INSTRUCTION: Edit the material between the lines holding "text-line: ingin melayani" and "text-line: yang ia", inclusive, by replacing "kotak" with "peti". Give those lines again with everything else unchanged.
☆ ☆ ☆ ☆
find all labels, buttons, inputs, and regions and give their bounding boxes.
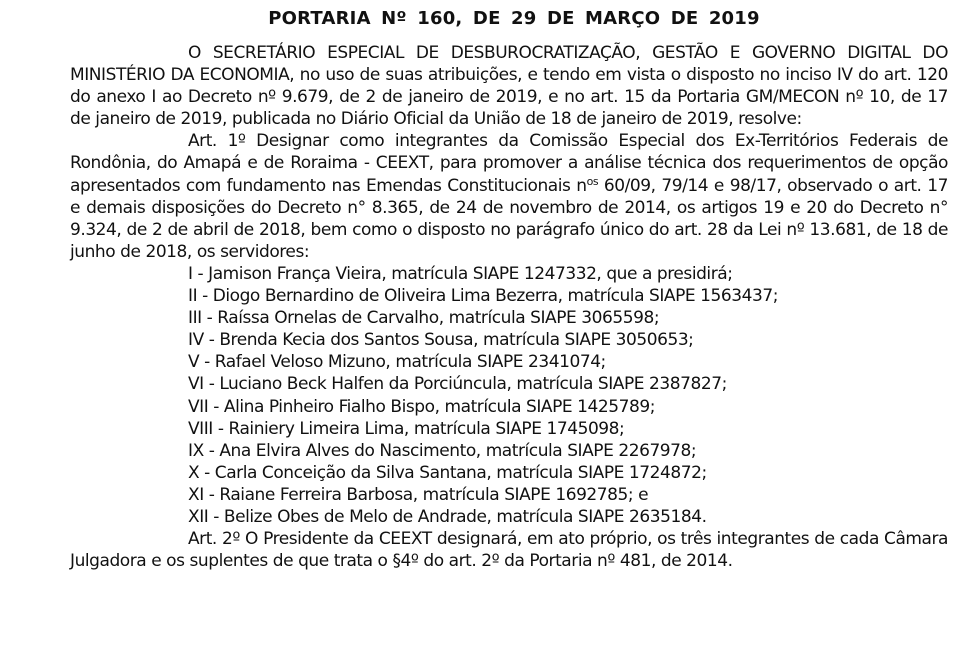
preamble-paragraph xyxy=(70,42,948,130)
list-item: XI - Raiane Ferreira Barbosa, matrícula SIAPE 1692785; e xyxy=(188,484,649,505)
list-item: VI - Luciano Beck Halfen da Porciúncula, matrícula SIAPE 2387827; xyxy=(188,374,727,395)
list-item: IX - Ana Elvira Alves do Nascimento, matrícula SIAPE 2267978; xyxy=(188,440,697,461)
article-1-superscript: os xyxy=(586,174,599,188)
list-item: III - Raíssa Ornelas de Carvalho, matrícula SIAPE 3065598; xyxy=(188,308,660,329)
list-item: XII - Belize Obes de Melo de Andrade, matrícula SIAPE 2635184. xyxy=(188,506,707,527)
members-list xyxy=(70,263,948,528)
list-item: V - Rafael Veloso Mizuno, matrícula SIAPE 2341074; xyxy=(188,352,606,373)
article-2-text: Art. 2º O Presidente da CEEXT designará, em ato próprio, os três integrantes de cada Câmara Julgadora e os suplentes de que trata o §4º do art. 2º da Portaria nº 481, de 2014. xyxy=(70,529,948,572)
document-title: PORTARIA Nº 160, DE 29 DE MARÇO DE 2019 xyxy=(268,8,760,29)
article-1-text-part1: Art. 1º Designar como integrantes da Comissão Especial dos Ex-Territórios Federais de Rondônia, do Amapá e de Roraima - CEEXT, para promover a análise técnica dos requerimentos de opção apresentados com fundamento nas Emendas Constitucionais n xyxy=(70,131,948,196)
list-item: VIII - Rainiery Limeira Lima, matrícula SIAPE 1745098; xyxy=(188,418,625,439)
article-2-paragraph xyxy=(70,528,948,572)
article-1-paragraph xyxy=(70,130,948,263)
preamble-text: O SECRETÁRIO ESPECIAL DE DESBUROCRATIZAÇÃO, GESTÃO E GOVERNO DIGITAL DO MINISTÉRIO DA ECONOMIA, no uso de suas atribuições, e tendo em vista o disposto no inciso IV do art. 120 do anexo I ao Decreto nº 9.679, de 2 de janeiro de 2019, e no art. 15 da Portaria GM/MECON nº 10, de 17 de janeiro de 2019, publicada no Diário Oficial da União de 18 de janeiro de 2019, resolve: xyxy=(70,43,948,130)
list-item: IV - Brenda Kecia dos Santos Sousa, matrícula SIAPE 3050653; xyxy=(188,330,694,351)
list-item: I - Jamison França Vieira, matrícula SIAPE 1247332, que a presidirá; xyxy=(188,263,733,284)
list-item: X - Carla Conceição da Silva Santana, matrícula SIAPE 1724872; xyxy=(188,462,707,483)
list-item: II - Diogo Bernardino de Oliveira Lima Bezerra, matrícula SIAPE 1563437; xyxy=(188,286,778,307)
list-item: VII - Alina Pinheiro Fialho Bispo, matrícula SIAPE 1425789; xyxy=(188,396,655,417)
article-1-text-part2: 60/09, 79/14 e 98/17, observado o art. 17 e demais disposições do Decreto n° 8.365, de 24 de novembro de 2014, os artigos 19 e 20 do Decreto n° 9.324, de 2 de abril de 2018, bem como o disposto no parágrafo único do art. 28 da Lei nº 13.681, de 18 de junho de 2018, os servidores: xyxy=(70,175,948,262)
☆ ☆ ☆ ☆
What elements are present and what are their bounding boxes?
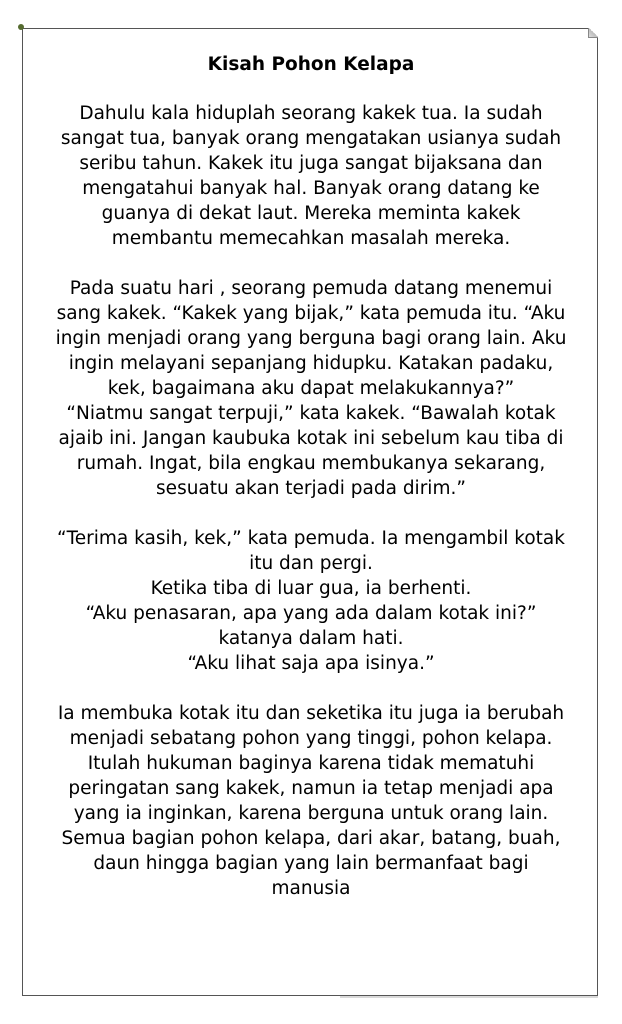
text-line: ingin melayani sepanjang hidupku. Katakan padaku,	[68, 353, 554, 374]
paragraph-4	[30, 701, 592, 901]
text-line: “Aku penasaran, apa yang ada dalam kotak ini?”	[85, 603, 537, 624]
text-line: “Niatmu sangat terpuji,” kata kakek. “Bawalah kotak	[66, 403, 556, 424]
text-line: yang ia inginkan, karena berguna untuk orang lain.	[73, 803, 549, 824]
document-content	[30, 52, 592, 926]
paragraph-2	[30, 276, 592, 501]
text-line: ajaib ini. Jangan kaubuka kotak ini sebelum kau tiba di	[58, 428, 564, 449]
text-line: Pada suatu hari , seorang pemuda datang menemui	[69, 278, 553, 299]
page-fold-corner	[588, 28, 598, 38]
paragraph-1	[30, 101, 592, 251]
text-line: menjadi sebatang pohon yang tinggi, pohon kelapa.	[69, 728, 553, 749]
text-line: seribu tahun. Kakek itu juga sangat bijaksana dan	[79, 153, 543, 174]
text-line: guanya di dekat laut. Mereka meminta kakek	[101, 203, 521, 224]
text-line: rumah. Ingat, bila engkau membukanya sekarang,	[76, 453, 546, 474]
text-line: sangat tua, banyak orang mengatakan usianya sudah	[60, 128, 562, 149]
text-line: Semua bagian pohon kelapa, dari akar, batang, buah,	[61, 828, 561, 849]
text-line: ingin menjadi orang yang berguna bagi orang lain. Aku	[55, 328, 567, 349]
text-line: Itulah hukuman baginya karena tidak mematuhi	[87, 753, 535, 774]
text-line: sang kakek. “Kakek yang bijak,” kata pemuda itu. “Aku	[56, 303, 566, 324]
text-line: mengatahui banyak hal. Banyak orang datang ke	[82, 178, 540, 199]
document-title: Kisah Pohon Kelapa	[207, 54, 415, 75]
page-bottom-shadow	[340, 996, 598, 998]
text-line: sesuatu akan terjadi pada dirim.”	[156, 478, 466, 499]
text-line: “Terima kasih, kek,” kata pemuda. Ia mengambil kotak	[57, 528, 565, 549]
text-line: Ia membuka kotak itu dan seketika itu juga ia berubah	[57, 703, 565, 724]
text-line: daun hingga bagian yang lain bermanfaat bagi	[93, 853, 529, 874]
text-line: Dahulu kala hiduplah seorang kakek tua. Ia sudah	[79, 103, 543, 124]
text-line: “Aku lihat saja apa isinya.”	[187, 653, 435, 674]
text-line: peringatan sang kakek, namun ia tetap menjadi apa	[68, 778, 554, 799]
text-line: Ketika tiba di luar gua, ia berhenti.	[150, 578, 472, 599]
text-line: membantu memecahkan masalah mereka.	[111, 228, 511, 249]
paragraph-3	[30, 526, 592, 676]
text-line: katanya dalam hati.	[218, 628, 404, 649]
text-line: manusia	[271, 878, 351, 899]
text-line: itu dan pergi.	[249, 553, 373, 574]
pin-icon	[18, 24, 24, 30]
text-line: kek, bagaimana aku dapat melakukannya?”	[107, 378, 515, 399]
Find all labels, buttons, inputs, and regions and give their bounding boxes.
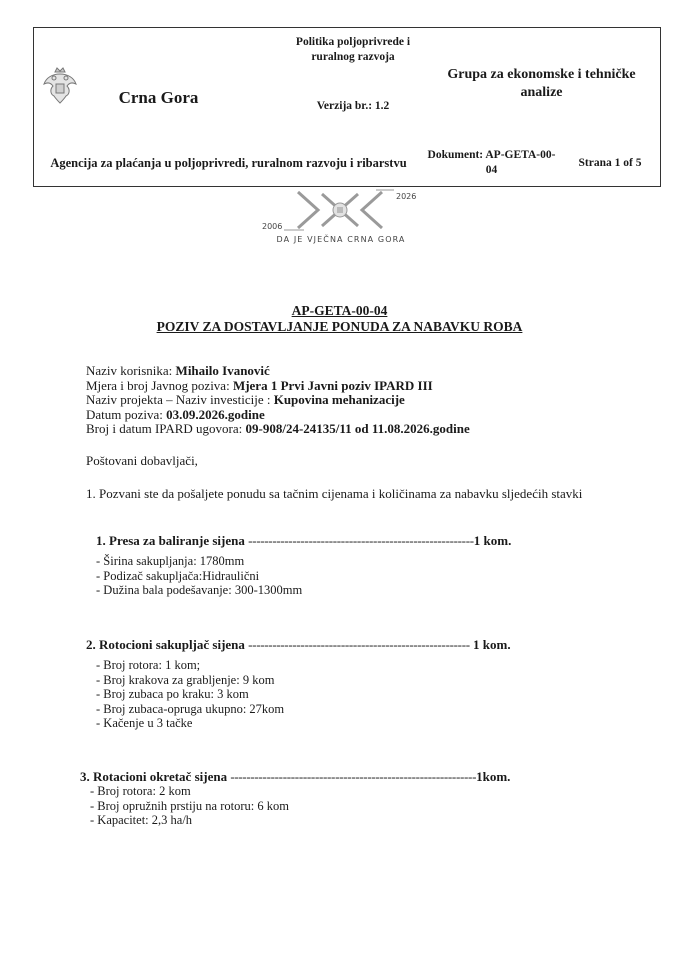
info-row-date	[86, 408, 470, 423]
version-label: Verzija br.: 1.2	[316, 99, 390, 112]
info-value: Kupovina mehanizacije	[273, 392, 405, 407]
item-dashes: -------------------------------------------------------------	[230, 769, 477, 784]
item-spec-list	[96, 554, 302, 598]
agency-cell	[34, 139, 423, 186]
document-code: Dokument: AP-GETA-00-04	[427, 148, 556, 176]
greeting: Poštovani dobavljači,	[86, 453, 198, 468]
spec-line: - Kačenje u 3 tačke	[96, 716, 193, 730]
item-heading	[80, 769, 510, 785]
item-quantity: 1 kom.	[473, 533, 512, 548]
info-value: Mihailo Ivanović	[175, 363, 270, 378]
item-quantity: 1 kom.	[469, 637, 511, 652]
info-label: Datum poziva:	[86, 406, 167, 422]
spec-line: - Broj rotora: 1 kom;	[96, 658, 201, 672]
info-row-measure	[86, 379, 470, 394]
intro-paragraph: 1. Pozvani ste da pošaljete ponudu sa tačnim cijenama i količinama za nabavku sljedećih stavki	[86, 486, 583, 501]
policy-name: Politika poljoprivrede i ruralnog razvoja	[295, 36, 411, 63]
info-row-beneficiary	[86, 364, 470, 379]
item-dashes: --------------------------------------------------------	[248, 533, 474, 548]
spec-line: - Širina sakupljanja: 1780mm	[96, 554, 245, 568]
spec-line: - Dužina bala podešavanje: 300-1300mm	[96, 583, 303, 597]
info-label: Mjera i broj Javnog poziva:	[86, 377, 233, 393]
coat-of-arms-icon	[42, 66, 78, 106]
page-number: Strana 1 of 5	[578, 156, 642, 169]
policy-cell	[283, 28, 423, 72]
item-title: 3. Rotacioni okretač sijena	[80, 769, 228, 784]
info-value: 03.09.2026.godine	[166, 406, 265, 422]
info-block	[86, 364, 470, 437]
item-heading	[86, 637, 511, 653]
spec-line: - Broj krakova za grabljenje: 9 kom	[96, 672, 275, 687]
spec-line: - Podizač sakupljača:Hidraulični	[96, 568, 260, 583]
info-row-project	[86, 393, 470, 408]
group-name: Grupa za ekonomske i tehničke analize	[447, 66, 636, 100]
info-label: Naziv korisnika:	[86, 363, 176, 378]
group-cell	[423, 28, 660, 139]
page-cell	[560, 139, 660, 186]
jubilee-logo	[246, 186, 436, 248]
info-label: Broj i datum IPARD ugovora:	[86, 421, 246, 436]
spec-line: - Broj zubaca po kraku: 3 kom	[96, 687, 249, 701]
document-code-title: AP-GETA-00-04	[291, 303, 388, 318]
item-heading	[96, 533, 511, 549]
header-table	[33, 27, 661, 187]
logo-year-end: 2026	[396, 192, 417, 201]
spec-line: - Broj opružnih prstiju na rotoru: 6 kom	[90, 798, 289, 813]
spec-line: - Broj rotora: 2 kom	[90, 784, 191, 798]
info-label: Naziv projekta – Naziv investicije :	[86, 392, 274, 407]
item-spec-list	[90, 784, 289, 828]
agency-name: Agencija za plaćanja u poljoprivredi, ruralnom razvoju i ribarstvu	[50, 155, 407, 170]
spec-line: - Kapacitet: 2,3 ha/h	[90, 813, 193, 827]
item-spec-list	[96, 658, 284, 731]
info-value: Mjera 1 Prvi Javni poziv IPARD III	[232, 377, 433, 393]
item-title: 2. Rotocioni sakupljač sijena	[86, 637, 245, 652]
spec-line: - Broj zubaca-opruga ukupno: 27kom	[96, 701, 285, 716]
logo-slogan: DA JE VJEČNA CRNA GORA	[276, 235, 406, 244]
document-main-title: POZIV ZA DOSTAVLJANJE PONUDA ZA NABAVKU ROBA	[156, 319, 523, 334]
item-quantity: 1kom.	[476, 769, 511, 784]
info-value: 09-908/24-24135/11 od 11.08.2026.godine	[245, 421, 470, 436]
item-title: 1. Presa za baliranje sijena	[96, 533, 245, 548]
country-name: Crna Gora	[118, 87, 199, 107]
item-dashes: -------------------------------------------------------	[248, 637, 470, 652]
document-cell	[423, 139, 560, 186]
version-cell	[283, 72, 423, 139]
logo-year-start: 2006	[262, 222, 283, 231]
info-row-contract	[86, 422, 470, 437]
☆ ☆ ☆ ☆
COMPLETE RESPONSE:
text-line: ingin melayani sepanjang hidupku. Katakan padaku,	[68, 353, 554, 374]
paragraph-4	[30, 701, 592, 901]
text-line: “Aku penasaran, apa yang ada dalam peti ini?”	[85, 603, 537, 624]
text-line: “Niatmu sangat terpuji,” kata kakek. “Bawalah peti	[66, 403, 556, 424]
text-line: yang ia inginkan, karena berguna untuk orang lain.	[73, 803, 549, 824]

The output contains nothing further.